● Task to carry out
Where the string "기도합니다" occurs in the material below, report the whole line.

+ + +

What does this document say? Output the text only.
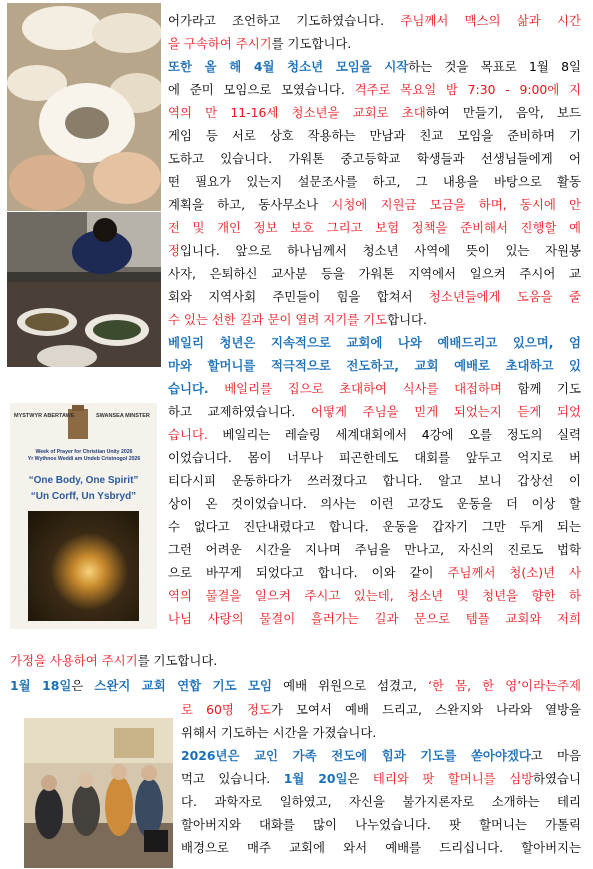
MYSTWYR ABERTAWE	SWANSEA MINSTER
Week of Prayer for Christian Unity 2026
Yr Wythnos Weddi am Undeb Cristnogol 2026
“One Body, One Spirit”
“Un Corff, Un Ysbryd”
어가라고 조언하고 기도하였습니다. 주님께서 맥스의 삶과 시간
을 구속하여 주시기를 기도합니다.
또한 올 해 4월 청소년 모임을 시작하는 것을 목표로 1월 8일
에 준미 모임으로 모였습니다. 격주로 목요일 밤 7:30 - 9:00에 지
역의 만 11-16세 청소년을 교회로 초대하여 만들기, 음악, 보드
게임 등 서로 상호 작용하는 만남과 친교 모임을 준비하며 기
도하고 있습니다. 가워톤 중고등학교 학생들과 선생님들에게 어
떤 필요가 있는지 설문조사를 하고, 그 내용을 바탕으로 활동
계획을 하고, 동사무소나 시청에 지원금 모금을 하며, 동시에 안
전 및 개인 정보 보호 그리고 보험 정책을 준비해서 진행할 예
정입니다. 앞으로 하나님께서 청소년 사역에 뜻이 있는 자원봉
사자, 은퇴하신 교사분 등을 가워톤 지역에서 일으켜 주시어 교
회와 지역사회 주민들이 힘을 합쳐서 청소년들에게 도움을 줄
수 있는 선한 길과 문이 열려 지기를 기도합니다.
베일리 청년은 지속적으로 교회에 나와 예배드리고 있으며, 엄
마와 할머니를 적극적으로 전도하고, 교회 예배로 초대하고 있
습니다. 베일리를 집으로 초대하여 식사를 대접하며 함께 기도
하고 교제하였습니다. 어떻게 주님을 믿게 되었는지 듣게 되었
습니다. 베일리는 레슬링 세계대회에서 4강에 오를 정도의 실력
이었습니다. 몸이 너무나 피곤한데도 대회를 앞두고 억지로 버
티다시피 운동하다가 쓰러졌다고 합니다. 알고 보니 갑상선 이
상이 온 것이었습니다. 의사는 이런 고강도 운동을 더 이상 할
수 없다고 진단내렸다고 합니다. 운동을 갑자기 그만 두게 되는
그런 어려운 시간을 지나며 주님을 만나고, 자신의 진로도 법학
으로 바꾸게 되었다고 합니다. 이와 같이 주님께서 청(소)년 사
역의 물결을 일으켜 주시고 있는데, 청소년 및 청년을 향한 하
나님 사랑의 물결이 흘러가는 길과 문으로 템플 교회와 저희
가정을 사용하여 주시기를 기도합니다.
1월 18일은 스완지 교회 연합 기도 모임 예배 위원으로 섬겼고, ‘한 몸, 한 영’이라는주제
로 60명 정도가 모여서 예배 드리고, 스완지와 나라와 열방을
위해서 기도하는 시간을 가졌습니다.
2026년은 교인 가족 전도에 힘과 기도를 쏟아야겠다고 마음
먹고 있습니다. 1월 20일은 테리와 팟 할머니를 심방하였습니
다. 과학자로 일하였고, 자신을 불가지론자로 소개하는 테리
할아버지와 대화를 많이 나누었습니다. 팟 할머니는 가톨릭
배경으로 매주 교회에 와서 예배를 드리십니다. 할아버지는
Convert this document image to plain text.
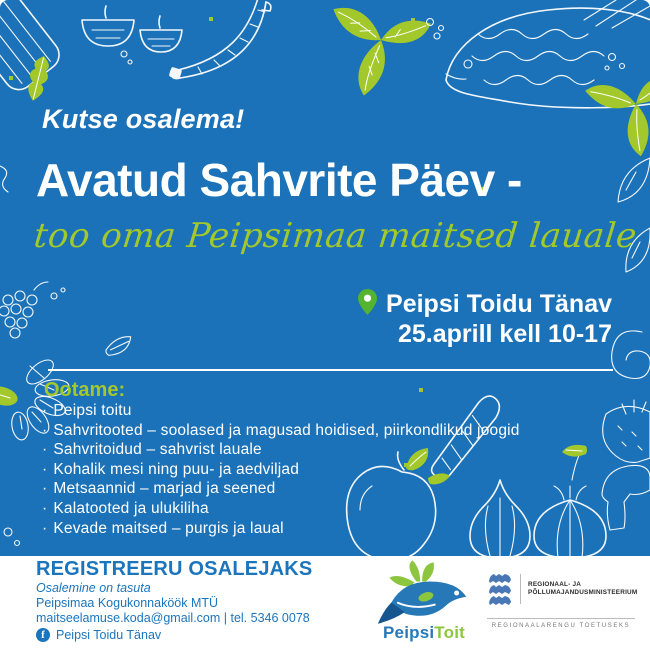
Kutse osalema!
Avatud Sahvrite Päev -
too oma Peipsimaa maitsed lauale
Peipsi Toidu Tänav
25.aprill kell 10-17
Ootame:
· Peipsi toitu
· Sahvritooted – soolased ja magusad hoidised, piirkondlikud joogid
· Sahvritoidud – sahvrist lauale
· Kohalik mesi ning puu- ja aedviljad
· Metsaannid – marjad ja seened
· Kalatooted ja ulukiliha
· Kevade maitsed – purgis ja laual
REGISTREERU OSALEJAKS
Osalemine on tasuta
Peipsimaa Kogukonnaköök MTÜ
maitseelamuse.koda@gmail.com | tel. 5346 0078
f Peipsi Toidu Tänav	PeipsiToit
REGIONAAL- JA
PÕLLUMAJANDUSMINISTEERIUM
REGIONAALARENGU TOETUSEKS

+ + +

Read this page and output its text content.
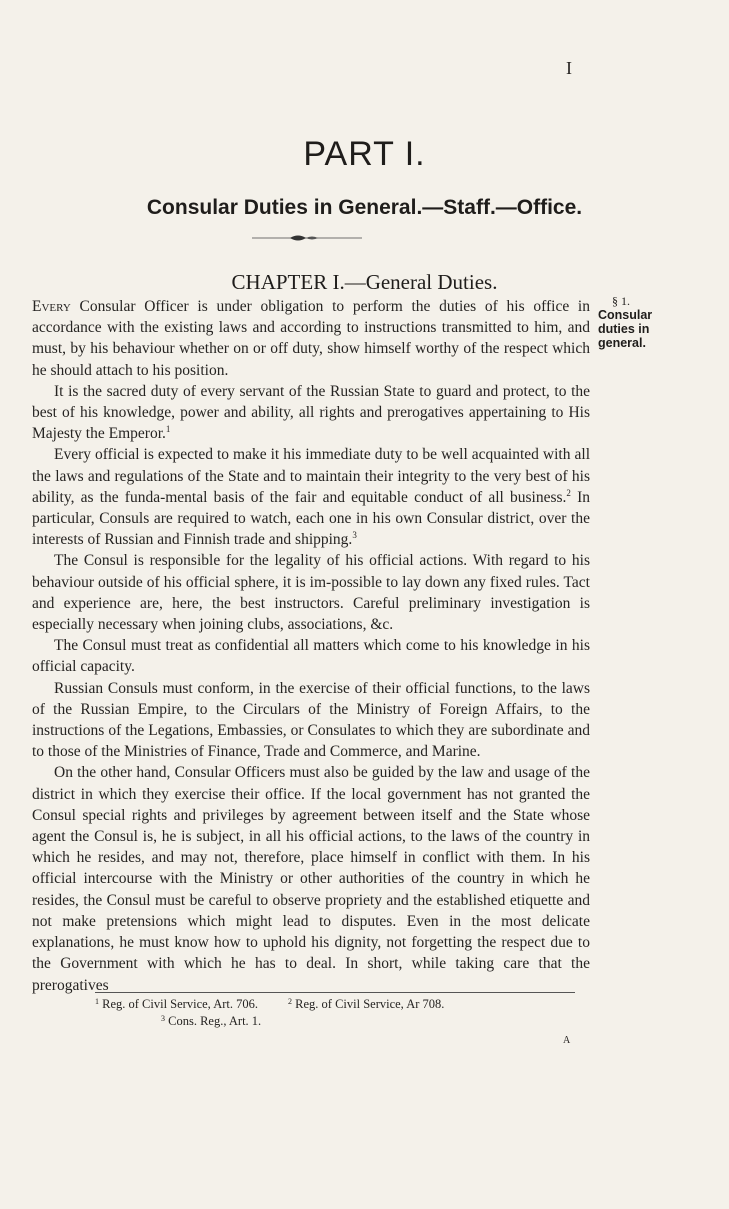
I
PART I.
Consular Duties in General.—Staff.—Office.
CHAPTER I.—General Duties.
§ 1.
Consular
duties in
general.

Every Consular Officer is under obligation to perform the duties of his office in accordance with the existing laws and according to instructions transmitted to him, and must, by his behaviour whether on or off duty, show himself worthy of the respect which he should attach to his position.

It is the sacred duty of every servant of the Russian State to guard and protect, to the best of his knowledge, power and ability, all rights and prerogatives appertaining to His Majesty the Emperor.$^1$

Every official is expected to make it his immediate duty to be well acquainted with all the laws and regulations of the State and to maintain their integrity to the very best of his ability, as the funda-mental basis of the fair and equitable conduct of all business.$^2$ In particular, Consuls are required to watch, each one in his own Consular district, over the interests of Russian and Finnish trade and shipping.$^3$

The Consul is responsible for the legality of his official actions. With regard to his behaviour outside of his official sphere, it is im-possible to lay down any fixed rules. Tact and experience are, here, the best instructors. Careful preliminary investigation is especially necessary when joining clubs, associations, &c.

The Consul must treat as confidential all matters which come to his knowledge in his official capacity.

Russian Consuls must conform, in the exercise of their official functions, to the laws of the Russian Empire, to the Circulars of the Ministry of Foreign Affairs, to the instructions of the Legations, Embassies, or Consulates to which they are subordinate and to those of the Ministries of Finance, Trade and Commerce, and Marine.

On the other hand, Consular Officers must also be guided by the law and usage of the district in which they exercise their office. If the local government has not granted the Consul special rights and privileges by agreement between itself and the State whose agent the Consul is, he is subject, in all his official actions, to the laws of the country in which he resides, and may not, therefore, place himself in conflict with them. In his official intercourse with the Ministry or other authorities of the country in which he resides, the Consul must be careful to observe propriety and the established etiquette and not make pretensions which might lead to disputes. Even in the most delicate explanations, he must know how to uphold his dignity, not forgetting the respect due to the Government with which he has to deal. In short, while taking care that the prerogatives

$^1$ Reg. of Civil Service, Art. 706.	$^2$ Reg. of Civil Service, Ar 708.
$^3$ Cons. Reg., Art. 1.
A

+ + +

● Answer in full
을 구속하여 주시기를 기도합니다.
수 있는 선한 길과 문이 열려 지기를 기도합니다.
가정을 사용하여 주시기를 기도합니다.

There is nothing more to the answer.